- **Stated goal**: Locate and copy all lines bearing the word "Dimmer".

- **Records**:

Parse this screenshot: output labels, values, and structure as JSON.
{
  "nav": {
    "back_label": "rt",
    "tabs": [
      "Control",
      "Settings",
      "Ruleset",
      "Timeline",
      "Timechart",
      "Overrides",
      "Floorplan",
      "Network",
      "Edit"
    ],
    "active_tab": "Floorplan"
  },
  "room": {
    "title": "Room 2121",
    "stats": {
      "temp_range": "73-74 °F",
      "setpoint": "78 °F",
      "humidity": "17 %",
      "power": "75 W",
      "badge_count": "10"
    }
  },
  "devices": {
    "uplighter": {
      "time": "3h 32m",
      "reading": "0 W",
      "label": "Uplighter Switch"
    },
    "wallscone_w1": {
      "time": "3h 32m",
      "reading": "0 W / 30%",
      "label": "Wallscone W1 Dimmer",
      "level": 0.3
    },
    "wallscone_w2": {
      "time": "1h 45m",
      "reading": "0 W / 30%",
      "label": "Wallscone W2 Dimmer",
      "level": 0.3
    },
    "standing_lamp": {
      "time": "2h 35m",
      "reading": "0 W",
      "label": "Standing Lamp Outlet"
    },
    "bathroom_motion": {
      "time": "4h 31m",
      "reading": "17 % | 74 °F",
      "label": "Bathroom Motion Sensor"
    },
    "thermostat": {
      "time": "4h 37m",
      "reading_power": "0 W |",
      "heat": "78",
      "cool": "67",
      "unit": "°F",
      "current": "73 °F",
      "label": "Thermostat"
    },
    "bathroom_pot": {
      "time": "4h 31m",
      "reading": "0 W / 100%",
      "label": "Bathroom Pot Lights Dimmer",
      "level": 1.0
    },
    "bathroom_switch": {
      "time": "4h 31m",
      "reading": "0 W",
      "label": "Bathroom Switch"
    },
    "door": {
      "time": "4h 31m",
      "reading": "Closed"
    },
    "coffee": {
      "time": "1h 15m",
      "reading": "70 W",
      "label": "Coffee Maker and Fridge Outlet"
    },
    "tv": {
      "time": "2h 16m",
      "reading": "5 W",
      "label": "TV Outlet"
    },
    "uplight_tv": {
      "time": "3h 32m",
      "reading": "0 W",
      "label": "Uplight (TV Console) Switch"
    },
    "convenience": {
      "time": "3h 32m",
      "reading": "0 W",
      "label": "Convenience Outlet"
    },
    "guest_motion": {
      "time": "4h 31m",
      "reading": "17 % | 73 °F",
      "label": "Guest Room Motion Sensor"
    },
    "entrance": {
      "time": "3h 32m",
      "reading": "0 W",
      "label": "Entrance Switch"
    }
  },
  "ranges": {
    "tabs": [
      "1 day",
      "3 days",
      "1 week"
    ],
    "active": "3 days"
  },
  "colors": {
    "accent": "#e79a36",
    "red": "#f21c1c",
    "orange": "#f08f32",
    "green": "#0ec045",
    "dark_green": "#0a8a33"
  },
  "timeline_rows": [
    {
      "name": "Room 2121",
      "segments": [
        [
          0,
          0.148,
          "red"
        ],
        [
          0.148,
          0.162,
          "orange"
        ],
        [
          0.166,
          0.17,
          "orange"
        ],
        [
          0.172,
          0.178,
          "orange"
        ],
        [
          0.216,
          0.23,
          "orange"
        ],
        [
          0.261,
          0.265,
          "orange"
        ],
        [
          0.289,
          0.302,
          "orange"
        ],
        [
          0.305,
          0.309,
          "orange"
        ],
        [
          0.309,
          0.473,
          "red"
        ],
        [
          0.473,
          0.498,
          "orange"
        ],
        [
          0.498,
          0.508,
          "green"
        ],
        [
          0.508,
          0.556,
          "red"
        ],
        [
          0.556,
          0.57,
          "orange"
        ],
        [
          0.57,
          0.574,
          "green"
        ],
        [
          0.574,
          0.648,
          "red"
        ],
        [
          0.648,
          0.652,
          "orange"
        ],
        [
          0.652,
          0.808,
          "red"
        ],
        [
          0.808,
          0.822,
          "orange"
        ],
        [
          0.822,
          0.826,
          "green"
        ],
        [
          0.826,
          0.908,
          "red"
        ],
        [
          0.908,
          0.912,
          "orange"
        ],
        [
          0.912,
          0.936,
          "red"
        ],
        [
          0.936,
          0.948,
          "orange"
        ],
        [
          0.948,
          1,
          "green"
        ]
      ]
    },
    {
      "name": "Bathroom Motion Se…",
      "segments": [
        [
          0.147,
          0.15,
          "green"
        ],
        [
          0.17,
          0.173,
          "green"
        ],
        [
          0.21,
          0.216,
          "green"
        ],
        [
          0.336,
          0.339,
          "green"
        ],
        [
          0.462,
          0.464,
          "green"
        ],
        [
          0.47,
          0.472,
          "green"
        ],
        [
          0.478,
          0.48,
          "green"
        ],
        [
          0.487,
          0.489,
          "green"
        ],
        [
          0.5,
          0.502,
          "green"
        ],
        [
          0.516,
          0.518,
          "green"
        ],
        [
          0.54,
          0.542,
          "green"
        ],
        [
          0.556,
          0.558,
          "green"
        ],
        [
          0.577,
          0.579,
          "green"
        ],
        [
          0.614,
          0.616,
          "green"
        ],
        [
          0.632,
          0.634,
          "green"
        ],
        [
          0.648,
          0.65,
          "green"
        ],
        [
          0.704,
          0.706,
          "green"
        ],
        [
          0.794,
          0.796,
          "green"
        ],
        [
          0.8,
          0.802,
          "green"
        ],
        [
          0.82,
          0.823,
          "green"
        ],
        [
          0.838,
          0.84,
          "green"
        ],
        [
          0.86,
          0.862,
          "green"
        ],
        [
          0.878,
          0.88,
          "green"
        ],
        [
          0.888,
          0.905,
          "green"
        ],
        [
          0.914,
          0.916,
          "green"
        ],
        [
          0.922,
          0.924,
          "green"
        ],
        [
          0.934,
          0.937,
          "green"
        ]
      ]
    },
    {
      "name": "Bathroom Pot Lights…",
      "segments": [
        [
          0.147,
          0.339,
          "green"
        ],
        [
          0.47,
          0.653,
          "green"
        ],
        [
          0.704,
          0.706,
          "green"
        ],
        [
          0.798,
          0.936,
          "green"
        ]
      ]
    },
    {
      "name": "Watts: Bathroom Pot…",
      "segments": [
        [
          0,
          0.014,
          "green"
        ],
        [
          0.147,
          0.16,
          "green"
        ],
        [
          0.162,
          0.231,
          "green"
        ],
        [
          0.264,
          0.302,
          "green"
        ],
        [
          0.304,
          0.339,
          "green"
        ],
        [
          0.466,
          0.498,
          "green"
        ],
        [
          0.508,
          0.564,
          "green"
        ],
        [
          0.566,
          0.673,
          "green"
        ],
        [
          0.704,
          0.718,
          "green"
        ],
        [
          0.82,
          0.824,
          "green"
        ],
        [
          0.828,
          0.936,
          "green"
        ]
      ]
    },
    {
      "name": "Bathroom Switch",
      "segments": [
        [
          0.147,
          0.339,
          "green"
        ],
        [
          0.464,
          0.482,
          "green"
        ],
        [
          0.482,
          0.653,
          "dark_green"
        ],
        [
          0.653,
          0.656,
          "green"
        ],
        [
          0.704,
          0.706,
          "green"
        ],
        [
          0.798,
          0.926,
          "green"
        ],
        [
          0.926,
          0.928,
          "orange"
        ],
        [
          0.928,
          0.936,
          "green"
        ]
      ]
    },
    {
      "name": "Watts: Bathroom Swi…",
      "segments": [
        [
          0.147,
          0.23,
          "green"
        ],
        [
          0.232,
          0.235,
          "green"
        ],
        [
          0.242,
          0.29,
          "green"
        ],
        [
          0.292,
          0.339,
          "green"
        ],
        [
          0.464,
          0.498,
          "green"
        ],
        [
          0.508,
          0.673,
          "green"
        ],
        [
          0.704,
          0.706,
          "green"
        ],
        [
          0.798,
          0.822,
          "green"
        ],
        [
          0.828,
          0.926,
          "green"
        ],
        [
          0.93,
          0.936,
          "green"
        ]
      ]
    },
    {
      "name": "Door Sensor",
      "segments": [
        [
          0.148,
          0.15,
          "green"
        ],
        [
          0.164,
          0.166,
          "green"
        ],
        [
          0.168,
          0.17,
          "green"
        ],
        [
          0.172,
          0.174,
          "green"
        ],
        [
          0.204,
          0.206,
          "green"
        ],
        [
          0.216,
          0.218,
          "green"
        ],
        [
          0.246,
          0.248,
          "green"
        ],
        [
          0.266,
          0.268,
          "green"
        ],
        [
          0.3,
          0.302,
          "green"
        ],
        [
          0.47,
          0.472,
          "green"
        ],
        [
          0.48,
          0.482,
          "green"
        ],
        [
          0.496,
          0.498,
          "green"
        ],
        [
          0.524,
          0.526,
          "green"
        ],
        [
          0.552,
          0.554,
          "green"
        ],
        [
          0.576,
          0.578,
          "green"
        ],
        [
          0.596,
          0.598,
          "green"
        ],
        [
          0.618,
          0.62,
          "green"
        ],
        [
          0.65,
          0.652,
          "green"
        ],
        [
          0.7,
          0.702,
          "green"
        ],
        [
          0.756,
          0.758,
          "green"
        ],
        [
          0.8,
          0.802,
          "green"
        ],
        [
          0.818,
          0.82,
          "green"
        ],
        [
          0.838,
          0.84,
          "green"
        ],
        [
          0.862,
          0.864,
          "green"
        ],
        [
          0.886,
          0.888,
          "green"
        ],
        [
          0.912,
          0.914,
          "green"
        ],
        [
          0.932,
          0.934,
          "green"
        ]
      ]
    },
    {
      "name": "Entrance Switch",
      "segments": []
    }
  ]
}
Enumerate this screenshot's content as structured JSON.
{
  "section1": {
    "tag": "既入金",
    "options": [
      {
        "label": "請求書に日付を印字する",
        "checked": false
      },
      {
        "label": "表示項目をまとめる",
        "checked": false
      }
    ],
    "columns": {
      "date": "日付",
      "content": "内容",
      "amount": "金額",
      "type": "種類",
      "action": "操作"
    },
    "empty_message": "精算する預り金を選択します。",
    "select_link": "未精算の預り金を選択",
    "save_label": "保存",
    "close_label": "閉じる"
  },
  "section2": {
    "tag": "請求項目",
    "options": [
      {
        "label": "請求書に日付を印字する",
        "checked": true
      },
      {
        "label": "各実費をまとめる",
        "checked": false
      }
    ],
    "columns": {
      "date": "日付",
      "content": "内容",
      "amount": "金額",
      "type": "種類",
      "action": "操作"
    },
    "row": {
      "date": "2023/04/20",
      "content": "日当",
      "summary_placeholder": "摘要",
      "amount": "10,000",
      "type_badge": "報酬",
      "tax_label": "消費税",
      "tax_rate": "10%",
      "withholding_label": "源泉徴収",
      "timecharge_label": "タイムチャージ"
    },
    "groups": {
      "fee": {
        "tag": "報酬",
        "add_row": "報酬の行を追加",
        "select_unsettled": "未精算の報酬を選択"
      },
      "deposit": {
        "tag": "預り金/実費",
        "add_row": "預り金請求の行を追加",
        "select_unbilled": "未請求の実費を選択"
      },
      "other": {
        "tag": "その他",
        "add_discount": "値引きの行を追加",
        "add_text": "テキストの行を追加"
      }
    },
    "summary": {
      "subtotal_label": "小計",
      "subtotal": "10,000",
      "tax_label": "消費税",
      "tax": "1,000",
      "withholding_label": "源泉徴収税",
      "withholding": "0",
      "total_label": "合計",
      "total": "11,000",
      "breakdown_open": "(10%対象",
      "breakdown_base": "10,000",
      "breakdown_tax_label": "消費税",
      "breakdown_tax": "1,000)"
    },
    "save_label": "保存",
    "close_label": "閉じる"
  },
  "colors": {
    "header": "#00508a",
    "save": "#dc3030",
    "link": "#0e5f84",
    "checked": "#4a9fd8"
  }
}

- **Task solution**:
      "label": "Wallscone W1 Dimmer",
      "label": "Wallscone W2 Dimmer",
      "label": "Bathroom Pot Lights Dimmer",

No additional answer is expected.